[Dataset entries on figures]
--

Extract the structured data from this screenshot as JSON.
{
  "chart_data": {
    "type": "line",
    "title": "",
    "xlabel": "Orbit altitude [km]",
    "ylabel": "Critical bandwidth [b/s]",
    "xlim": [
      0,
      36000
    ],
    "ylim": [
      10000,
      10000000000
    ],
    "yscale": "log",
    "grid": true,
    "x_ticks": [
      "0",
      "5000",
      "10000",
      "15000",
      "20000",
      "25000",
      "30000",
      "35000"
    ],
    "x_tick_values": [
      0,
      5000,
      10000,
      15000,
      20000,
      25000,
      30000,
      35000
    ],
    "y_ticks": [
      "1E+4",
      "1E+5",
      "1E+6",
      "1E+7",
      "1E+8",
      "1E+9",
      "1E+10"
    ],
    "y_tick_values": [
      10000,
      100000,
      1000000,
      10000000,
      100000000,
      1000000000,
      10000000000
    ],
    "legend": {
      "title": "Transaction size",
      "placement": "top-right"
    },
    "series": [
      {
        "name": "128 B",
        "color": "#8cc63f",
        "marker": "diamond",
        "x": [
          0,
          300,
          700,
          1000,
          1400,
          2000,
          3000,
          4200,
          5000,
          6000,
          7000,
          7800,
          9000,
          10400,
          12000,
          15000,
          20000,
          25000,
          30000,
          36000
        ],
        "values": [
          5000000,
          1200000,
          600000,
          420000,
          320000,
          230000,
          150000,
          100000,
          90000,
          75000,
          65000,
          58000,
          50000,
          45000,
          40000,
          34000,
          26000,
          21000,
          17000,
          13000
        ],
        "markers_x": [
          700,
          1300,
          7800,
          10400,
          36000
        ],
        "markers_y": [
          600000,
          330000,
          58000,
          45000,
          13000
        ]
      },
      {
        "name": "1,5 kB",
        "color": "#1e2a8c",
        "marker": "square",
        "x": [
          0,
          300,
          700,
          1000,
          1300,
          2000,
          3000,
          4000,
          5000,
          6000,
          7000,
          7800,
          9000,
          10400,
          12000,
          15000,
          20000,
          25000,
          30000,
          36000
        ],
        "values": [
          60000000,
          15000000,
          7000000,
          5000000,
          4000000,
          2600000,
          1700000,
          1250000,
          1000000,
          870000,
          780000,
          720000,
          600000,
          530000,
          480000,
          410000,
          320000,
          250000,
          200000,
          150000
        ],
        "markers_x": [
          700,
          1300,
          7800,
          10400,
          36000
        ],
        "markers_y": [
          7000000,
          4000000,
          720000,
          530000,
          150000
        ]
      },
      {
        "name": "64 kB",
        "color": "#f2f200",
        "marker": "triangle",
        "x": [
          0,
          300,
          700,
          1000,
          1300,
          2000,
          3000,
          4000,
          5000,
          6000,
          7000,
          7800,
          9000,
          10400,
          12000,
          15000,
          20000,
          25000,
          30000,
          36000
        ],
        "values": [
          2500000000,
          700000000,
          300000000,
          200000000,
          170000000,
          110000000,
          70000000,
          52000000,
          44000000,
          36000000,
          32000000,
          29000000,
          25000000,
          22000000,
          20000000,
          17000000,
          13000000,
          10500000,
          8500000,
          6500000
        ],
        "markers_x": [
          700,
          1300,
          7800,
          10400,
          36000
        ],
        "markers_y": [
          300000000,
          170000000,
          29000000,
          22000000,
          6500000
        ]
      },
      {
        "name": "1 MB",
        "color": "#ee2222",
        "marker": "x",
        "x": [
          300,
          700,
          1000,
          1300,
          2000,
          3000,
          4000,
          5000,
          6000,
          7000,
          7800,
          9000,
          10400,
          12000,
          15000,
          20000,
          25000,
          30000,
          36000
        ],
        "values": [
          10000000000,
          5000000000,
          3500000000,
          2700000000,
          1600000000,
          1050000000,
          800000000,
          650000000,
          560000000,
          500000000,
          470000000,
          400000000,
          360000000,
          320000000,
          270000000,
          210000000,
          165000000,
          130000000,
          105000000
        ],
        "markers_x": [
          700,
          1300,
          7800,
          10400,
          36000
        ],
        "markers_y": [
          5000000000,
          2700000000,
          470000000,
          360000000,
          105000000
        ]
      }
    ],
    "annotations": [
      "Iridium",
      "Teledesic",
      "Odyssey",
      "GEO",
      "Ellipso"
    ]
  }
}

--

## [Exercise prompt]
Write out the full listing, keeping every line exactly as it is.

## [Exercise solution]
Extract the structured data from this screenshot as JSON.
{
  "chart_data": {
    "type": "line",
    "title": "",
    "xlabel": "Orbit altitude [km]",
    "ylabel": "Critical bandwidth [b/s]",
    "xlim": [
      0,
      36000
    ],
    "ylim": [
      10000,
      10000000000
    ],
    "yscale": "log",
    "grid": true,
    "x_ticks": [
      "0",
      "5000",
      "10000",
      "15000",
      "20000",
      "25000",
      "30000",
      "35000"
    ],
    "x_tick_values": [
      0,
      5000,
      10000,
      15000,
      20000,
      25000,
      30000,
      35000
    ],
    "y_ticks": [
      "1E+4",
      "1E+5",
      "1E+6",
      "1E+7",
      "1E+8",
      "1E+9",
      "1E+10"
    ],
    "y_tick_values": [
      10000,
      100000,
      1000000,
      10000000,
      100000000,
      1000000000,
      10000000000
    ],
    "legend": {
      "title": "Transaction size",
      "placement": "top-right"
    },
    "series": [
      {
        "name": "128 B",
        "color": "#8cc63f",
        "marker": "diamond",
        "x": [
          0,
          300,
          700,
          1000,
          1400,
          2000,
          3000,
          4200,
          5000,
          6000,
          7000,
          7800,
          9000,
          10400,
          12000,
          15000,
          20000,
          25000,
          30000,
          36000
        ],
        "values": [
          5000000,
          1200000,
          600000,
          420000,
          320000,
          230000,
          150000,
          100000,
          90000,
          75000,
          65000,
          58000,
          50000,
          45000,
          40000,
          34000,
          26000,
          21000,
          17000,
          13000
        ],
        "markers_x": [
          700,
          1300,
          7800,
          10400,
          36000
        ],
        "markers_y": [
          600000,
          330000,
          58000,
          45000,
          13000
        ]
      },
      {
        "name": "1,5 kB",
        "color": "#1e2a8c",
        "marker": "square",
        "x": [
          0,
          300,
          700,
          1000,
          1300,
          2000,
          3000,
          4000,
          5000,
          6000,
          7000,
          7800,
          9000,
          10400,
          12000,
          15000,
          20000,
          25000,
          30000,
          36000
        ],
        "values": [
          60000000,
          15000000,
          7000000,
          5000000,
          4000000,
          2600000,
          1700000,
          1250000,
          1000000,
          870000,
          780000,
          720000,
          600000,
          530000,
          480000,
          410000,
          320000,
          250000,
          200000,
          150000
        ],
        "markers_x": [
          700,
          1300,
          7800,
          10400,
          36000
        ],
        "markers_y": [
          7000000,
          4000000,
          720000,
          530000,
          150000
        ]
      },
      {
        "name": "64 kB",
        "color": "#f2f200",
        "marker": "triangle",
        "x": [
          0,
          300,
          700,
          1000,
          1300,
          2000,
          3000,
          4000,
          5000,
          6000,
          7000,
          7800,
          9000,
          10400,
          12000,
          15000,
          20000,
          25000,
          30000,
          36000
        ],
        "values": [
          2500000000,
          700000000,
          300000000,
          200000000,
          170000000,
          110000000,
          70000000,
          52000000,
          44000000,
          36000000,
          32000000,
          29000000,
          25000000,
          22000000,
          20000000,
          17000000,
          13000000,
          10500000,
          8500000,
          6500000
        ],
        "markers_x": [
          700,
          1300,
          7800,
          10400,
          36000
        ],
        "markers_y": [
          300000000,
          170000000,
          29000000,
          22000000,
          6500000
        ]
      },
      {
        "name": "1 MB",
        "color": "#ee2222",
        "marker": "x",
        "x": [
          300,
          700,
          1000,
          1300,
          2000,
          3000,
          4000,
          5000,
          6000,
          7000,
          7800,
          9000,
          10400,
          12000,
          15000,
          20000,
          25000,
          30000,
          36000
        ],
        "values": [
          10000000000,
          5000000000,
          3500000000,
          2700000000,
          1600000000,
          1050000000,
          800000000,
          650000000,
          560000000,
          500000000,
          470000000,
          400000000,
          360000000,
          320000000,
          270000000,
          210000000,
          165000000,
          130000000,
          105000000
        ],
        "markers_x": [
          700,
          1300,
          7800,
          10400,
          36000
        ],
        "markers_y": [
          5000000000,
          2700000000,
          470000000,
          360000000,
          105000000
        ]
      }
    ],
    "annotations": [
      "Iridium",
      "Teledesic",
      "Odyssey",
      "GEO",
      "Ellipso"
    ]
  }
}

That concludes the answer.